>>

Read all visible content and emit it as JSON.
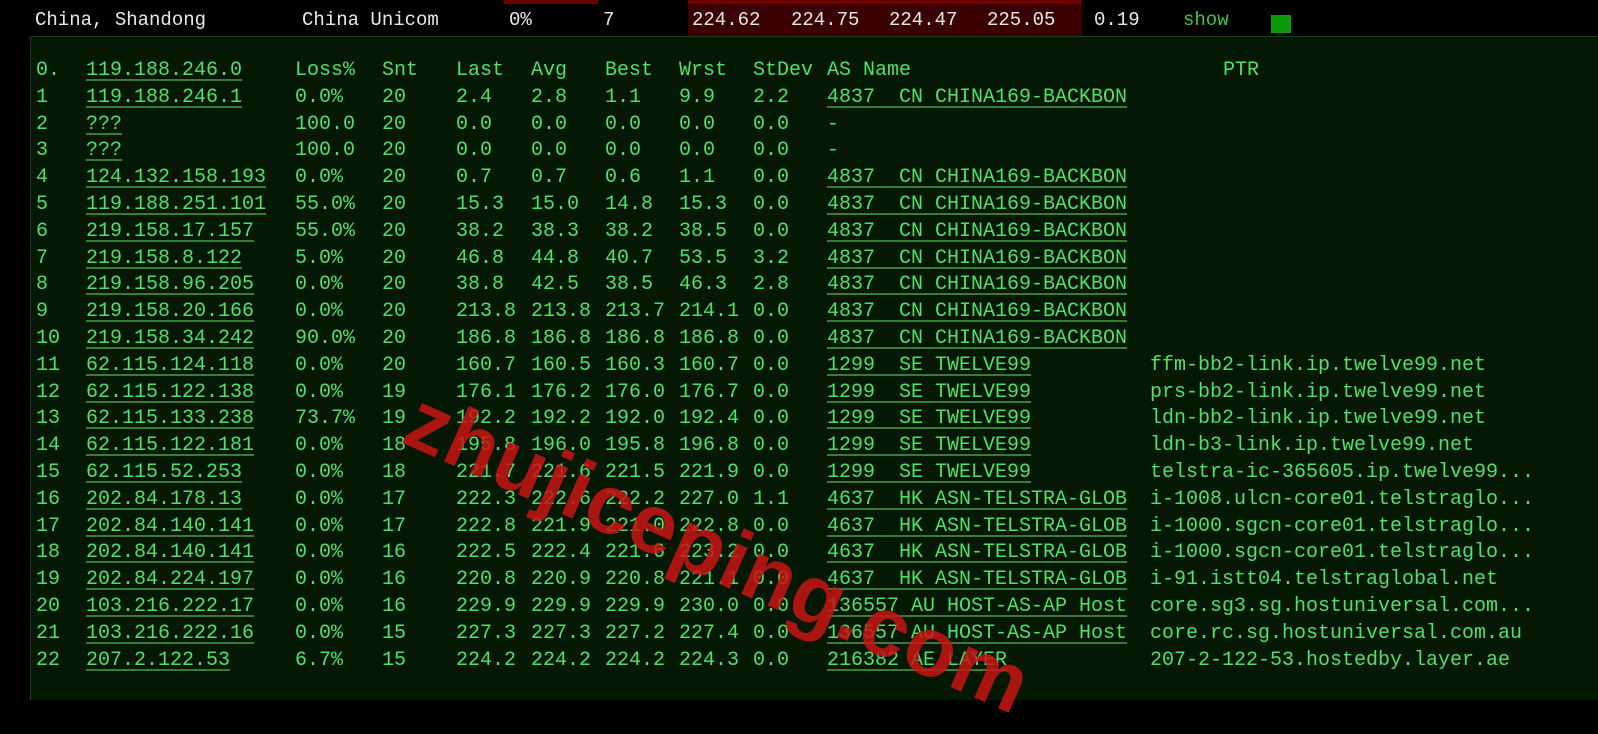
{
  "summary": {
    "location": "China, Shandong",
    "isp": "China Unicom",
    "loss": "0%",
    "sent": "7",
    "last": "224.62",
    "avg": "224.75",
    "best": "224.47",
    "worst": "225.05",
    "stdev": "0.19",
    "show_label": "show",
    "status_color": "#0a9a0a"
  },
  "header": {
    "idx": "0.",
    "host": "119.188.246.0",
    "loss": "Loss%",
    "snt": "Snt",
    "last": "Last",
    "avg": "Avg",
    "best": "Best",
    "wrst": "Wrst",
    "stdev": "StDev",
    "as": "AS Name",
    "ptr": "PTR"
  },
  "hops": [
    [
      "1",
      "119.188.246.1",
      "0.0%",
      "20",
      "2.4",
      "2.8",
      "1.1",
      "9.9",
      "2.2",
      "4837  CN CHINA169-BACKBON",
      ""
    ],
    [
      "2",
      "???",
      "100.0",
      "20",
      "0.0",
      "0.0",
      "0.0",
      "0.0",
      "0.0",
      "-",
      ""
    ],
    [
      "3",
      "???",
      "100.0",
      "20",
      "0.0",
      "0.0",
      "0.0",
      "0.0",
      "0.0",
      "-",
      ""
    ],
    [
      "4",
      "124.132.158.193",
      "0.0%",
      "20",
      "0.7",
      "0.7",
      "0.6",
      "1.1",
      "0.0",
      "4837  CN CHINA169-BACKBON",
      ""
    ],
    [
      "5",
      "119.188.251.101",
      "55.0%",
      "20",
      "15.3",
      "15.0",
      "14.8",
      "15.3",
      "0.0",
      "4837  CN CHINA169-BACKBON",
      ""
    ],
    [
      "6",
      "219.158.17.157",
      "55.0%",
      "20",
      "38.2",
      "38.3",
      "38.2",
      "38.5",
      "0.0",
      "4837  CN CHINA169-BACKBON",
      ""
    ],
    [
      "7",
      "219.158.8.122",
      "5.0%",
      "20",
      "46.8",
      "44.8",
      "40.7",
      "53.5",
      "3.2",
      "4837  CN CHINA169-BACKBON",
      ""
    ],
    [
      "8",
      "219.158.96.205",
      "0.0%",
      "20",
      "38.8",
      "42.5",
      "38.5",
      "46.3",
      "2.8",
      "4837  CN CHINA169-BACKBON",
      ""
    ],
    [
      "9",
      "219.158.20.166",
      "0.0%",
      "20",
      "213.8",
      "213.8",
      "213.7",
      "214.1",
      "0.0",
      "4837  CN CHINA169-BACKBON",
      ""
    ],
    [
      "10",
      "219.158.34.242",
      "90.0%",
      "20",
      "186.8",
      "186.8",
      "186.8",
      "186.8",
      "0.0",
      "4837  CN CHINA169-BACKBON",
      ""
    ],
    [
      "11",
      "62.115.124.118",
      "0.0%",
      "20",
      "160.7",
      "160.5",
      "160.3",
      "160.7",
      "0.0",
      "1299  SE TWELVE99",
      "ffm-bb2-link.ip.twelve99.net"
    ],
    [
      "12",
      "62.115.122.138",
      "0.0%",
      "19",
      "176.1",
      "176.2",
      "176.0",
      "176.7",
      "0.0",
      "1299  SE TWELVE99",
      "prs-bb2-link.ip.twelve99.net"
    ],
    [
      "13",
      "62.115.133.238",
      "73.7%",
      "19",
      "192.2",
      "192.2",
      "192.0",
      "192.4",
      "0.0",
      "1299  SE TWELVE99",
      "ldn-bb2-link.ip.twelve99.net"
    ],
    [
      "14",
      "62.115.122.181",
      "0.0%",
      "18",
      "195.8",
      "196.0",
      "195.8",
      "196.8",
      "0.0",
      "1299  SE TWELVE99",
      "ldn-b3-link.ip.twelve99.net"
    ],
    [
      "15",
      "62.115.52.253",
      "0.0%",
      "18",
      "221.7",
      "221.6",
      "221.5",
      "221.9",
      "0.0",
      "1299  SE TWELVE99",
      "telstra-ic-365605.ip.twelve99..."
    ],
    [
      "16",
      "202.84.178.13",
      "0.0%",
      "17",
      "222.3",
      "222.6",
      "222.2",
      "227.0",
      "1.1",
      "4637  HK ASN-TELSTRA-GLOB",
      "i-1008.ulcn-core01.telstraglo..."
    ],
    [
      "17",
      "202.84.140.141",
      "0.0%",
      "17",
      "222.8",
      "221.9",
      "221.0",
      "222.8",
      "0.0",
      "4637  HK ASN-TELSTRA-GLOB",
      "i-1000.sgcn-core01.telstraglo..."
    ],
    [
      "18",
      "202.84.140.141",
      "0.0%",
      "16",
      "222.5",
      "222.4",
      "221.6",
      "223.2",
      "0.0",
      "4637  HK ASN-TELSTRA-GLOB",
      "i-1000.sgcn-core01.telstraglo..."
    ],
    [
      "19",
      "202.84.224.197",
      "0.0%",
      "16",
      "220.8",
      "220.9",
      "220.8",
      "221.1",
      "0.0",
      "4637  HK ASN-TELSTRA-GLOB",
      "i-91.istt04.telstraglobal.net"
    ],
    [
      "20",
      "103.216.222.17",
      "0.0%",
      "16",
      "229.9",
      "229.9",
      "229.9",
      "230.0",
      "0.0",
      "136557 AU HOST-AS-AP Host",
      "core.sg3.sg.hostuniversal.com..."
    ],
    [
      "21",
      "103.216.222.16",
      "0.0%",
      "15",
      "227.3",
      "227.3",
      "227.2",
      "227.4",
      "0.0",
      "136557 AU HOST-AS-AP Host",
      "core.rc.sg.hostuniversal.com.au"
    ],
    [
      "22",
      "207.2.122.53",
      "6.7%",
      "15",
      "224.2",
      "224.2",
      "224.2",
      "224.3",
      "0.0",
      "216382 AE LAYER",
      "207-2-122-53.hostedby.layer.ae"
    ]
  ],
  "watermark": "zhujiceping.com"
}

<<

▸ **GIVEN REQUEST**: Extract every line above containing the word "link".

▸ **EXERCISE SOLUTION**:
      "ffm-bb2-link.ip.twelve99.net"
      "prs-bb2-link.ip.twelve99.net"
      "ldn-bb2-link.ip.twelve99.net"
      "ldn-b3-link.ip.twelve99.net"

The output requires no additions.